Pick out every line holding the string "order" and copy it.
──────────────────────────────
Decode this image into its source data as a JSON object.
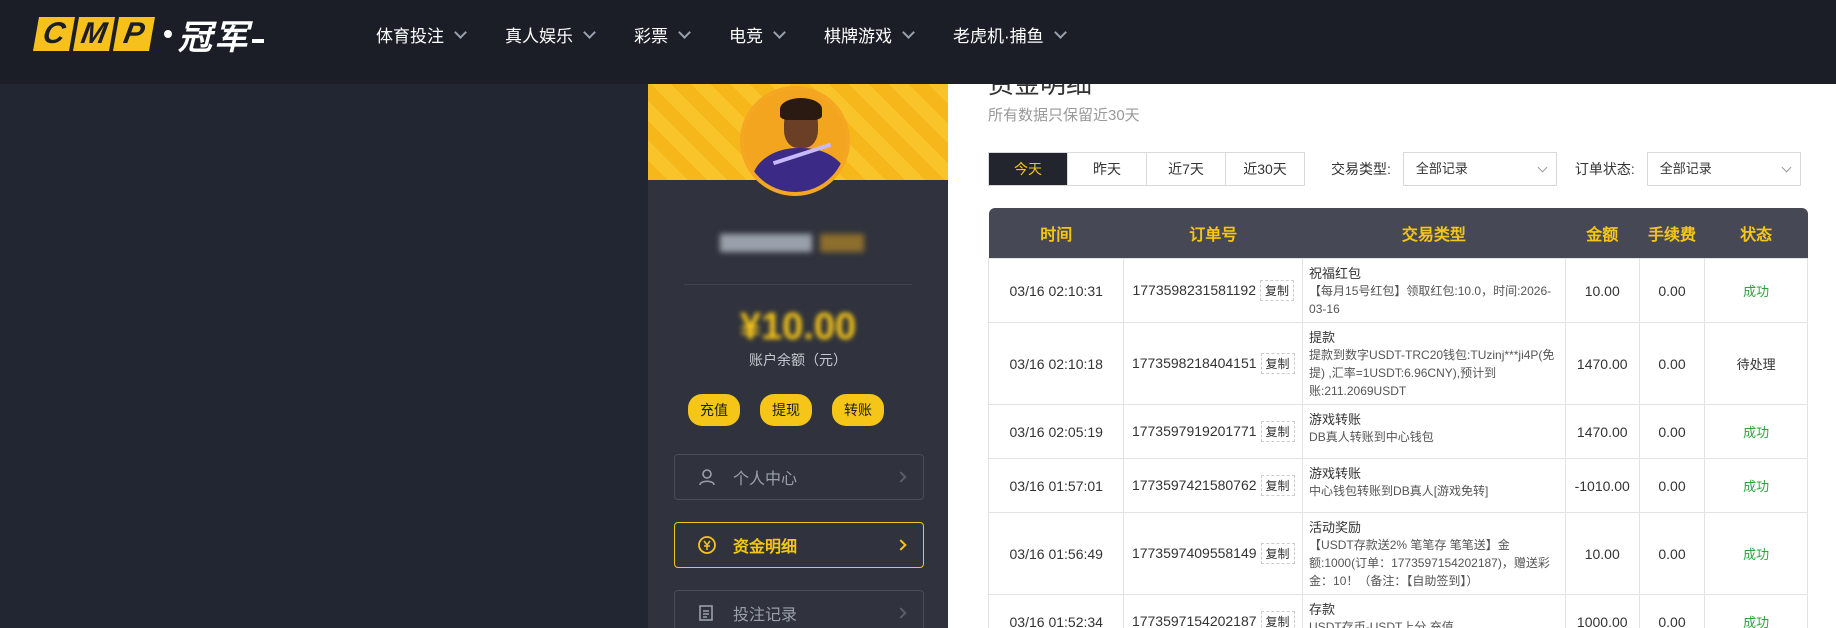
{
  "brand": {
    "boxes": [
      "C",
      "M",
      "P"
    ],
    "name": "冠军"
  },
  "nav": [
    {
      "label": "体育投注"
    },
    {
      "label": "真人娱乐"
    },
    {
      "label": "彩票"
    },
    {
      "label": "电竞"
    },
    {
      "label": "棋牌游戏"
    },
    {
      "label": "老虎机·捕鱼"
    }
  ],
  "sidebar": {
    "balance_label": "账户余额（元）",
    "actions": [
      "充值",
      "提现",
      "转账"
    ],
    "menu": [
      {
        "label": "个人中心",
        "icon": "user-icon",
        "active": false
      },
      {
        "label": "资金明细",
        "icon": "coin-icon",
        "active": true
      },
      {
        "label": "投注记录",
        "icon": "document-icon",
        "active": false
      }
    ]
  },
  "main": {
    "title": "资金明细",
    "subtitle": "所有数据只保留近30天",
    "tabs": [
      "今天",
      "昨天",
      "近7天",
      "近30天"
    ],
    "active_tab": 0,
    "type_label": "交易类型:",
    "type_value": "全部记录",
    "status_label": "订单状态:",
    "status_value": "全部记录",
    "headers": [
      "时间",
      "订单号",
      "交易类型",
      "金额",
      "手续费",
      "状态"
    ],
    "copy_label": "复制",
    "rows": [
      {
        "time": "03/16 02:10:31",
        "order": "1773598231581192",
        "type_title": "祝福红包",
        "type_detail": "【每月15号红包】领取红包:10.0，时间:2026-03-16",
        "amount": "10.00",
        "fee": "0.00",
        "status": "成功",
        "ok": true
      },
      {
        "time": "03/16 02:10:18",
        "order": "1773598218404151",
        "type_title": "提款",
        "type_detail": "提款到数字USDT-TRC20钱包:TUzinj***ji4P(免提) ,汇率=1USDT:6.96CNY),预计到账:211.2069USDT",
        "amount": "1470.00",
        "fee": "0.00",
        "status": "待处理",
        "ok": false
      },
      {
        "time": "03/16 02:05:19",
        "order": "1773597919201771",
        "type_title": "游戏转账",
        "type_detail": "DB真人转账到中心钱包",
        "amount": "1470.00",
        "fee": "0.00",
        "status": "成功",
        "ok": true
      },
      {
        "time": "03/16 01:57:01",
        "order": "1773597421580762",
        "type_title": "游戏转账",
        "type_detail": "中心钱包转账到DB真人[游戏免转]",
        "amount": "-1010.00",
        "fee": "0.00",
        "status": "成功",
        "ok": true
      },
      {
        "time": "03/16 01:56:49",
        "order": "1773597409558149",
        "type_title": "活动奖励",
        "type_detail": "【USDT存款送2% 笔笔存 笔笔送】金额:1000(订单：1773597154202187)，赠送彩金：10！（备注：【自助签到】）",
        "amount": "10.00",
        "fee": "0.00",
        "status": "成功",
        "ok": true
      },
      {
        "time": "03/16 01:52:34",
        "order": "1773597154202187",
        "type_title": "存款",
        "type_detail": "USDT存币-USDT上分 充值",
        "amount": "1000.00",
        "fee": "0.00",
        "status": "成功",
        "ok": true
      }
    ]
  }
}
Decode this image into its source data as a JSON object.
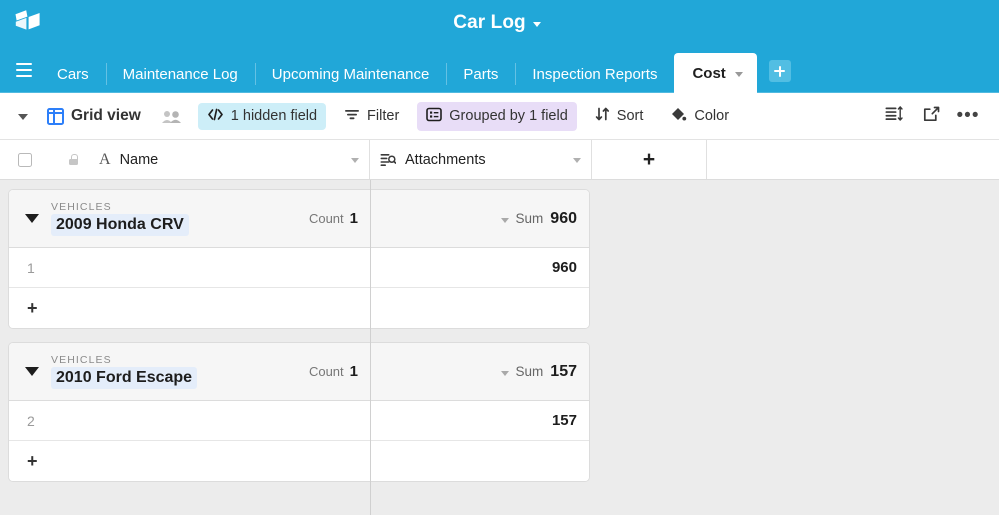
{
  "header": {
    "logo_icon": "airtable-cube-icon",
    "base_title": "Car Log",
    "base_caret_icon": "chevron-down-icon",
    "accent_color": "#21a7d8"
  },
  "tabs": {
    "menu_icon": "hamburger-menu-icon",
    "items": [
      {
        "label": "Cars",
        "active": false
      },
      {
        "label": "Maintenance Log",
        "active": false
      },
      {
        "label": "Upcoming Maintenance",
        "active": false
      },
      {
        "label": "Parts",
        "active": false
      },
      {
        "label": "Inspection Reports",
        "active": false
      },
      {
        "label": "Cost",
        "active": true
      }
    ],
    "add_table_icon": "plus-icon"
  },
  "toolbar": {
    "sidebar_caret_icon": "chevron-down-icon",
    "view_icon": "grid-view-icon",
    "view_name": "Grid view",
    "collaborators_icon": "people-icon",
    "hidden_field": {
      "icon": "hide-fields-icon",
      "label": "1 hidden field",
      "pill_color": "#cdeef8"
    },
    "filter": {
      "icon": "filter-icon",
      "label": "Filter"
    },
    "group": {
      "icon": "group-icon",
      "label": "Grouped by 1 field",
      "pill_color": "#e8ddf7"
    },
    "sort": {
      "icon": "sort-icon",
      "label": "Sort"
    },
    "color": {
      "icon": "color-paint-icon",
      "label": "Color"
    },
    "row_height_icon": "row-height-icon",
    "share_icon": "share-export-icon",
    "more_icon": "more-horizontal-icon"
  },
  "grid": {
    "select_all_icon": "checkbox-icon",
    "primary_lock_icon": "lock-icon",
    "columns": [
      {
        "name": "Name",
        "type_icon": "text-field-icon",
        "menu_icon": "chevron-down-icon"
      },
      {
        "name": "Attachments",
        "type_icon": "lookup-field-icon",
        "menu_icon": "chevron-down-icon"
      }
    ],
    "add_field_label": "+",
    "groups": [
      {
        "group_field": "VEHICLES",
        "group_value": "2009 Honda CRV",
        "collapse_icon": "triangle-down-icon",
        "count_label": "Count",
        "count_value": "1",
        "summary_caret_icon": "chevron-down-icon",
        "summary_label": "Sum",
        "summary_value": "960",
        "rows": [
          {
            "row_number": "1",
            "name": "",
            "attachments": "960"
          }
        ],
        "add_row_label": "+"
      },
      {
        "group_field": "VEHICLES",
        "group_value": "2010 Ford Escape",
        "collapse_icon": "triangle-down-icon",
        "count_label": "Count",
        "count_value": "1",
        "summary_caret_icon": "chevron-down-icon",
        "summary_label": "Sum",
        "summary_value": "157",
        "rows": [
          {
            "row_number": "2",
            "name": "",
            "attachments": "157"
          }
        ],
        "add_row_label": "+"
      }
    ]
  }
}
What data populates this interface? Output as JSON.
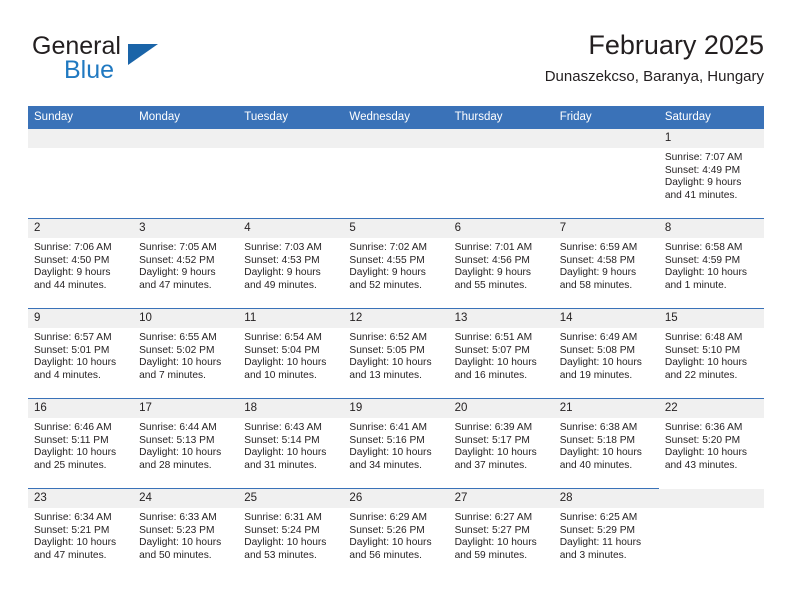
{
  "logo": {
    "word_top": "General",
    "word_bottom": "Blue",
    "accent_color": "#2079c1",
    "triangle_color": "#1a64a8"
  },
  "header": {
    "title": "February 2025",
    "subtitle": "Dunaszekcso, Baranya, Hungary"
  },
  "theme": {
    "header_blue": "#3a72b8",
    "daynum_band": "#f0f0f0",
    "text": "#231f20"
  },
  "calendar": {
    "weekday_headers": [
      "Sunday",
      "Monday",
      "Tuesday",
      "Wednesday",
      "Thursday",
      "Friday",
      "Saturday"
    ],
    "weeks": [
      [
        {
          "day": "",
          "blank": true
        },
        {
          "day": "",
          "blank": true
        },
        {
          "day": "",
          "blank": true
        },
        {
          "day": "",
          "blank": true
        },
        {
          "day": "",
          "blank": true
        },
        {
          "day": "",
          "blank": true
        },
        {
          "day": "1",
          "sunrise": "Sunrise: 7:07 AM",
          "sunset": "Sunset: 4:49 PM",
          "daylight": "Daylight: 9 hours and 41 minutes."
        }
      ],
      [
        {
          "day": "2",
          "sunrise": "Sunrise: 7:06 AM",
          "sunset": "Sunset: 4:50 PM",
          "daylight": "Daylight: 9 hours and 44 minutes."
        },
        {
          "day": "3",
          "sunrise": "Sunrise: 7:05 AM",
          "sunset": "Sunset: 4:52 PM",
          "daylight": "Daylight: 9 hours and 47 minutes."
        },
        {
          "day": "4",
          "sunrise": "Sunrise: 7:03 AM",
          "sunset": "Sunset: 4:53 PM",
          "daylight": "Daylight: 9 hours and 49 minutes."
        },
        {
          "day": "5",
          "sunrise": "Sunrise: 7:02 AM",
          "sunset": "Sunset: 4:55 PM",
          "daylight": "Daylight: 9 hours and 52 minutes."
        },
        {
          "day": "6",
          "sunrise": "Sunrise: 7:01 AM",
          "sunset": "Sunset: 4:56 PM",
          "daylight": "Daylight: 9 hours and 55 minutes."
        },
        {
          "day": "7",
          "sunrise": "Sunrise: 6:59 AM",
          "sunset": "Sunset: 4:58 PM",
          "daylight": "Daylight: 9 hours and 58 minutes."
        },
        {
          "day": "8",
          "sunrise": "Sunrise: 6:58 AM",
          "sunset": "Sunset: 4:59 PM",
          "daylight": "Daylight: 10 hours and 1 minute."
        }
      ],
      [
        {
          "day": "9",
          "sunrise": "Sunrise: 6:57 AM",
          "sunset": "Sunset: 5:01 PM",
          "daylight": "Daylight: 10 hours and 4 minutes."
        },
        {
          "day": "10",
          "sunrise": "Sunrise: 6:55 AM",
          "sunset": "Sunset: 5:02 PM",
          "daylight": "Daylight: 10 hours and 7 minutes."
        },
        {
          "day": "11",
          "sunrise": "Sunrise: 6:54 AM",
          "sunset": "Sunset: 5:04 PM",
          "daylight": "Daylight: 10 hours and 10 minutes."
        },
        {
          "day": "12",
          "sunrise": "Sunrise: 6:52 AM",
          "sunset": "Sunset: 5:05 PM",
          "daylight": "Daylight: 10 hours and 13 minutes."
        },
        {
          "day": "13",
          "sunrise": "Sunrise: 6:51 AM",
          "sunset": "Sunset: 5:07 PM",
          "daylight": "Daylight: 10 hours and 16 minutes."
        },
        {
          "day": "14",
          "sunrise": "Sunrise: 6:49 AM",
          "sunset": "Sunset: 5:08 PM",
          "daylight": "Daylight: 10 hours and 19 minutes."
        },
        {
          "day": "15",
          "sunrise": "Sunrise: 6:48 AM",
          "sunset": "Sunset: 5:10 PM",
          "daylight": "Daylight: 10 hours and 22 minutes."
        }
      ],
      [
        {
          "day": "16",
          "sunrise": "Sunrise: 6:46 AM",
          "sunset": "Sunset: 5:11 PM",
          "daylight": "Daylight: 10 hours and 25 minutes."
        },
        {
          "day": "17",
          "sunrise": "Sunrise: 6:44 AM",
          "sunset": "Sunset: 5:13 PM",
          "daylight": "Daylight: 10 hours and 28 minutes."
        },
        {
          "day": "18",
          "sunrise": "Sunrise: 6:43 AM",
          "sunset": "Sunset: 5:14 PM",
          "daylight": "Daylight: 10 hours and 31 minutes."
        },
        {
          "day": "19",
          "sunrise": "Sunrise: 6:41 AM",
          "sunset": "Sunset: 5:16 PM",
          "daylight": "Daylight: 10 hours and 34 minutes."
        },
        {
          "day": "20",
          "sunrise": "Sunrise: 6:39 AM",
          "sunset": "Sunset: 5:17 PM",
          "daylight": "Daylight: 10 hours and 37 minutes."
        },
        {
          "day": "21",
          "sunrise": "Sunrise: 6:38 AM",
          "sunset": "Sunset: 5:18 PM",
          "daylight": "Daylight: 10 hours and 40 minutes."
        },
        {
          "day": "22",
          "sunrise": "Sunrise: 6:36 AM",
          "sunset": "Sunset: 5:20 PM",
          "daylight": "Daylight: 10 hours and 43 minutes."
        }
      ],
      [
        {
          "day": "23",
          "sunrise": "Sunrise: 6:34 AM",
          "sunset": "Sunset: 5:21 PM",
          "daylight": "Daylight: 10 hours and 47 minutes."
        },
        {
          "day": "24",
          "sunrise": "Sunrise: 6:33 AM",
          "sunset": "Sunset: 5:23 PM",
          "daylight": "Daylight: 10 hours and 50 minutes."
        },
        {
          "day": "25",
          "sunrise": "Sunrise: 6:31 AM",
          "sunset": "Sunset: 5:24 PM",
          "daylight": "Daylight: 10 hours and 53 minutes."
        },
        {
          "day": "26",
          "sunrise": "Sunrise: 6:29 AM",
          "sunset": "Sunset: 5:26 PM",
          "daylight": "Daylight: 10 hours and 56 minutes."
        },
        {
          "day": "27",
          "sunrise": "Sunrise: 6:27 AM",
          "sunset": "Sunset: 5:27 PM",
          "daylight": "Daylight: 10 hours and 59 minutes."
        },
        {
          "day": "28",
          "sunrise": "Sunrise: 6:25 AM",
          "sunset": "Sunset: 5:29 PM",
          "daylight": "Daylight: 11 hours and 3 minutes."
        },
        {
          "day": "",
          "blank": true
        }
      ]
    ]
  }
}
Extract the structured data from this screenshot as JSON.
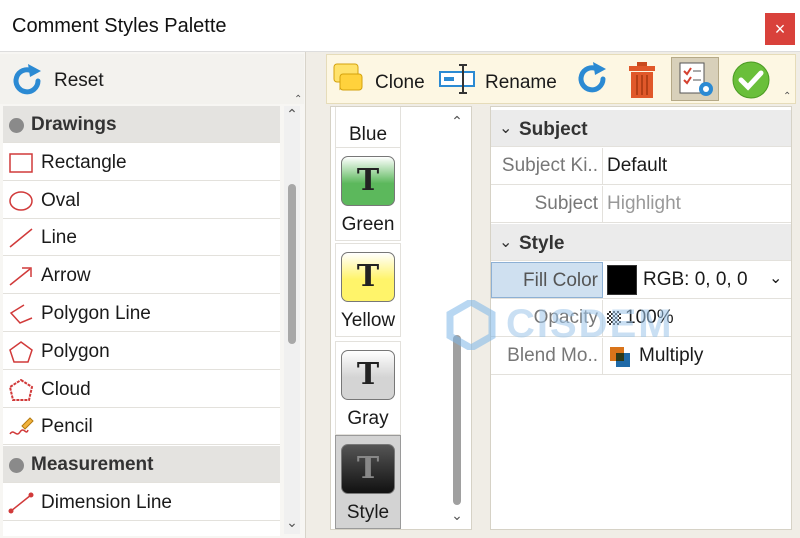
──────────────────────────────
**Reply to the exercise:**
        "order": "1773598231581192",
        "order": "1773598218404151",
        "order": "1773597919201771",
        "order": "1773597421580762",
        "order": "1773597409558149",
        "order": "1773597154202187",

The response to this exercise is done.